■ Task to complete
Repeat every line below exactly as it reads.

■ Task input
○ ○ ○ ○ ○

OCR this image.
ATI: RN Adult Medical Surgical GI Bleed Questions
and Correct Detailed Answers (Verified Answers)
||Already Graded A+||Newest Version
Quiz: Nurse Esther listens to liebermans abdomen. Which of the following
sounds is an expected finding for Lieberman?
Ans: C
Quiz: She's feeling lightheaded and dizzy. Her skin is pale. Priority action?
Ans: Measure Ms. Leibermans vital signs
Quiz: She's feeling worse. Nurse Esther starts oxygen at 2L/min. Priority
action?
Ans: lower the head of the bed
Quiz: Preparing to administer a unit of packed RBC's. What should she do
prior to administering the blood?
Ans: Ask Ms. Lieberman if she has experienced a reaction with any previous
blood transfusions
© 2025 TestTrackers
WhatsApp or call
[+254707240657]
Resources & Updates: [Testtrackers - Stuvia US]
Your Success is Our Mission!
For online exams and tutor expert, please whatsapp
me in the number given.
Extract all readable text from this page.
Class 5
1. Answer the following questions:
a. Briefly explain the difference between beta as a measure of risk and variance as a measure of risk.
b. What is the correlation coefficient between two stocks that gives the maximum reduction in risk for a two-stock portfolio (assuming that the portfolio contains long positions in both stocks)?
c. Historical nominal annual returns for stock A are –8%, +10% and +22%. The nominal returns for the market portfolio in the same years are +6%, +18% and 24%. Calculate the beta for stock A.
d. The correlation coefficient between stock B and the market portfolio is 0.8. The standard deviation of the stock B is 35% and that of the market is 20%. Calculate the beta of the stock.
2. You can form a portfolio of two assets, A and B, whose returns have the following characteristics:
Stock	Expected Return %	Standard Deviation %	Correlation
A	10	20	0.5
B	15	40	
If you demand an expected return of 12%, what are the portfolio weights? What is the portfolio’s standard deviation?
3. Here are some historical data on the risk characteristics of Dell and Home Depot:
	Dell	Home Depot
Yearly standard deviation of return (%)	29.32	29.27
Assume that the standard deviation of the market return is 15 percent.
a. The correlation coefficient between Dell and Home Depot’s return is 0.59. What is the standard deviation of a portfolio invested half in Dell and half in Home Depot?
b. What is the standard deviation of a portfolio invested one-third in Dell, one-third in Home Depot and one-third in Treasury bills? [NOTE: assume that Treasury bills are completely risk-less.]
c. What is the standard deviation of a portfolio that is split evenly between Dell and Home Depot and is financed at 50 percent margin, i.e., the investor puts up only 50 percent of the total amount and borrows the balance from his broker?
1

○ ○ ○ ○ ○

■ Exercise answer
OCR this image.
ATI: RN Adult Medical Surgical GI Bleed Questions
and Correct Detailed Answers (Verified Answers)
||Already Graded A+||Newest Version
Quiz: Nurse Esther listens to liebermans abdomen. Which of the following
sounds is an expected finding for Lieberman?
Ans: C
Quiz: She's feeling lightheaded and dizzy. Her skin is pale. Priority action?
Ans: Measure Ms. Leibermans vital signs
Quiz: She's feeling worse. Nurse Esther starts oxygen at 2L/min. Priority
action?
Ans: lower the head of the bed
Quiz: Preparing to administer a unit of packed RBC's. What should she do
prior to administering the blood?
Ans: Ask Ms. Lieberman if she has experienced a reaction with any previous
blood transfusions
© 2025 TestTrackers
WhatsApp or call
[+254707240657]
Resources & Updates: [Testtrackers - Stuvia US]
Your Success is Our Mission!
For online exams and tutor expert, please whatsapp
me in the number given.
Extract all readable text from this page.
Class 5
1. Answer the following questions:
a. Briefly explain the difference between beta as a measure of risk and variance as a measure of risk.
b. What is the correlation coefficient between two stocks that gives the maximum reduction in risk for a two-stock portfolio (assuming that the portfolio contains long positions in both stocks)?
c. Historical nominal annual returns for stock A are –8%, +10% and +22%. The nominal returns for the market portfolio in the same years are +6%, +18% and 24%. Calculate the beta for stock A.
d. The correlation coefficient between stock B and the market portfolio is 0.8. The standard deviation of the stock B is 35% and that of the market is 20%. Calculate the beta of the stock.
2. You can form a portfolio of two assets, A and B, whose returns have the following characteristics:
Stock	Expected Return %	Standard Deviation %	Correlation
A	10	20	0.5
B	15	40	
If you demand an expected return of 12%, what are the portfolio weights? What is the portfolio’s standard deviation?
3. Here are some historical data on the risk characteristics of Dell and Home Depot:
	Dell	Home Depot
Yearly standard deviation of return (%)	29.32	29.27
Assume that the standard deviation of the market return is 15 percent.
a. The correlation coefficient between Dell and Home Depot’s return is 0.59. What is the standard deviation of a portfolio invested half in Dell and half in Home Depot?
b. What is the standard deviation of a portfolio invested one-third in Dell, one-third in Home Depot and one-third in Treasury bills? [NOTE: assume that Treasury bills are completely risk-less.]
c. What is the standard deviation of a portfolio that is split evenly between Dell and Home Depot and is financed at 50 percent margin, i.e., the investor puts up only 50 percent of the total amount and borrows the balance from his broker?
1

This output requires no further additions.